_Aim of the task_
Exclude images, then output the remaining data verbatim.

_Saved entries_
--- Start ---
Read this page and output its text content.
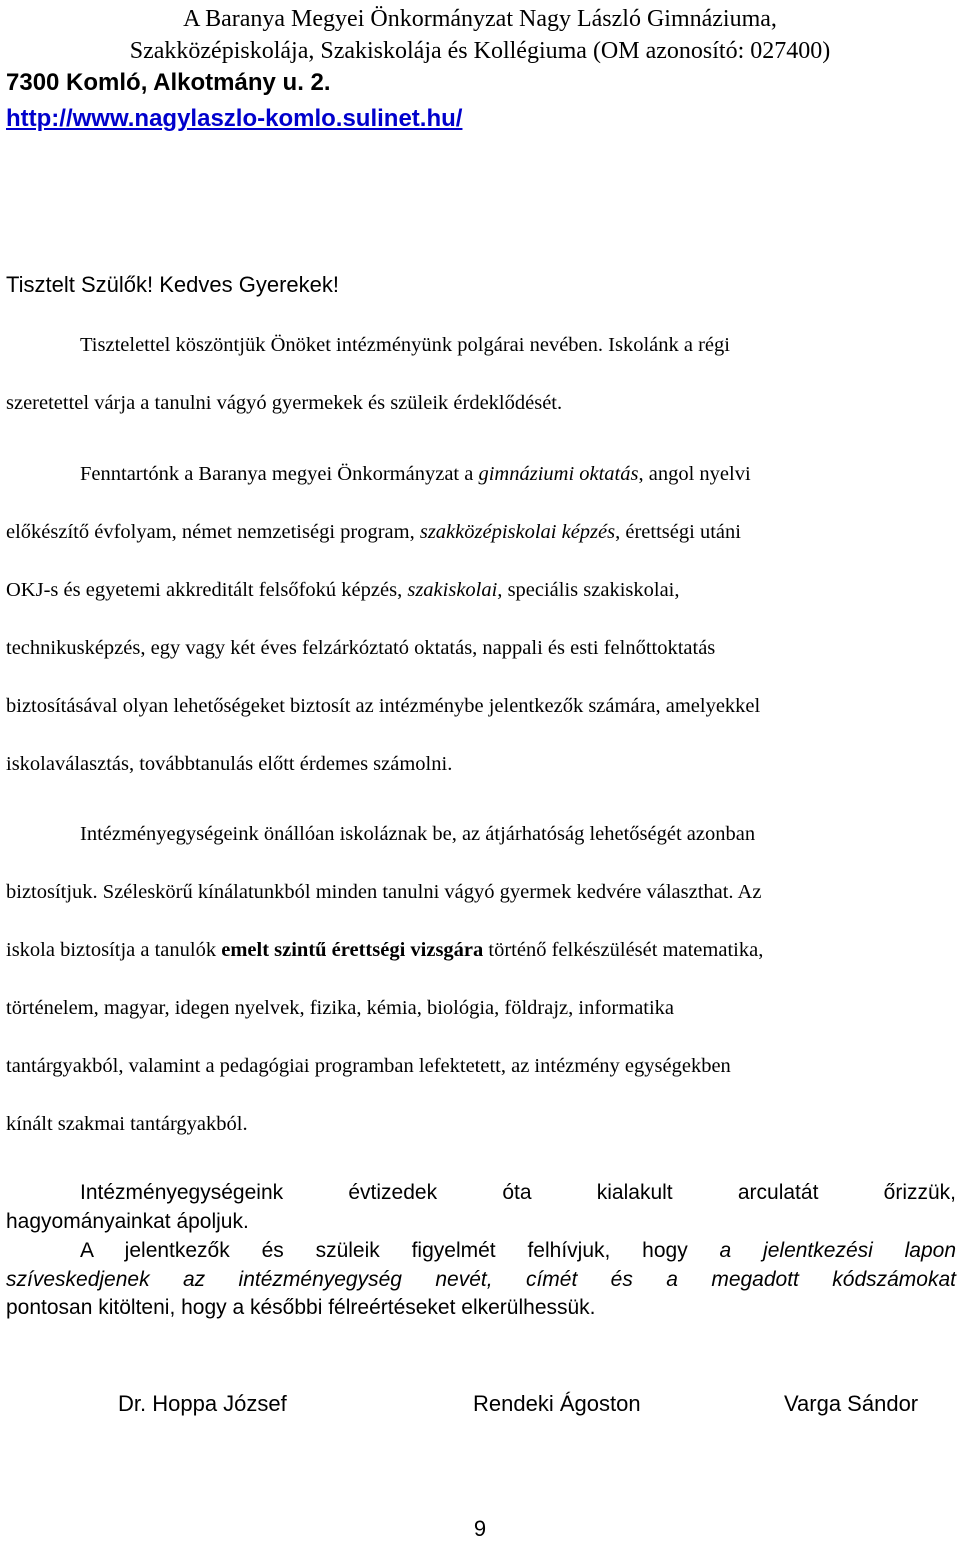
A Baranya Megyei Önkormányzat Nagy László Gimnáziuma,
Szakközépiskolája, Szakiskolája és Kollégiuma (OM azonosító: 027400)
7300 Komló, Alkotmány u. 2.
http://www.nagylaszlo-komlo.sulinet.hu/
Tisztelt Szülők! Kedves Gyerekek!
Tisztelettel köszöntjük Önöket intézményünk polgárai nevében. Iskolánk a régi
szeretettel várja a tanulni vágyó gyermekek és szüleik érdeklődését.
Fenntartónk a Baranya megyei Önkormányzat a gimnáziumi oktatás, angol nyelvi
előkészítő évfolyam, német nemzetiségi program, szakközépiskolai képzés, érettségi utáni
OKJ-s és egyetemi akkreditált felsőfokú képzés, szakiskolai, speciális szakiskolai,
technikusképzés, egy vagy két éves felzárkóztató oktatás, nappali és esti felnőttoktatás
biztosításával olyan lehetőségeket biztosít az intézménybe jelentkezők számára, amelyekkel
iskolaválasztás, továbbtanulás előtt érdemes számolni.
Intézményegységeink önállóan iskoláznak be, az átjárhatóság lehetőségét azonban
biztosítjuk. Széleskörű kínálatunkból minden tanulni vágyó gyermek kedvére választhat. Az
iskola biztosítja a tanulók emelt szintű érettségi vizsgára történő felkészülését matematika,
történelem, magyar, idegen nyelvek, fizika, kémia, biológia, földrajz, informatika
tantárgyakból, valamint a pedagógiai programban lefektetett, az intézmény egységekben
kínált szakmai tantárgyakból.
Intézményegységeink évtizedek óta kialakult arculatát őrizzük,
hagyományainkat ápoljuk.
A jelentkezők és szüleik figyelmét felhívjuk, hogy a jelentkezési lapon
szíveskedjenek az intézményegység nevét, címét és a megadott kódszámokat
pontosan kitölteni, hogy a későbbi félreértéseket elkerülhessük.
Dr. Hoppa József	Rendeki Ágoston	Varga Sándor
9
--- End ---
_Answer to the exercise_
Read this page and output its text content.
A Baranya Megyei Önkormányzat Nagy László Gimnáziuma,
Szakközépiskolája, Szakiskolája és Kollégiuma (OM azonosító: 027400)
7300 Komló, Alkotmány u. 2.
http://www.nagylaszlo-komlo.sulinet.hu/
Tisztelt Szülők! Kedves Gyerekek!
Tisztelettel köszöntjük Önöket intézményünk polgárai nevében. Iskolánk a régi
szeretettel várja a tanulni vágyó gyermekek és szüleik érdeklődését.
Fenntartónk a Baranya megyei Önkormányzat a gimnáziumi oktatás, angol nyelvi
előkészítő évfolyam, német nemzetiségi program, szakközépiskolai képzés, érettségi utáni
OKJ-s és egyetemi akkreditált felsőfokú képzés, szakiskolai, speciális szakiskolai,
technikusképzés, egy vagy két éves felzárkóztató oktatás, nappali és esti felnőttoktatás
biztosításával olyan lehetőségeket biztosít az intézménybe jelentkezők számára, amelyekkel
iskolaválasztás, továbbtanulás előtt érdemes számolni.
Intézményegységeink önállóan iskoláznak be, az átjárhatóság lehetőségét azonban
biztosítjuk. Széleskörű kínálatunkból minden tanulni vágyó gyermek kedvére választhat. Az
iskola biztosítja a tanulók emelt szintű érettségi vizsgára történő felkészülését matematika,
történelem, magyar, idegen nyelvek, fizika, kémia, biológia, földrajz, informatika
tantárgyakból, valamint a pedagógiai programban lefektetett, az intézmény egységekben
kínált szakmai tantárgyakból.
Intézményegységeink évtizedek óta kialakult arculatát őrizzük,
hagyományainkat ápoljuk.
A jelentkezők és szüleik figyelmét felhívjuk, hogy a jelentkezési lapon
szíveskedjenek az intézményegység nevét, címét és a megadott kódszámokat
pontosan kitölteni, hogy a későbbi félreértéseket elkerülhessük.
Dr. Hoppa József	Rendeki Ágoston	Varga Sándor
9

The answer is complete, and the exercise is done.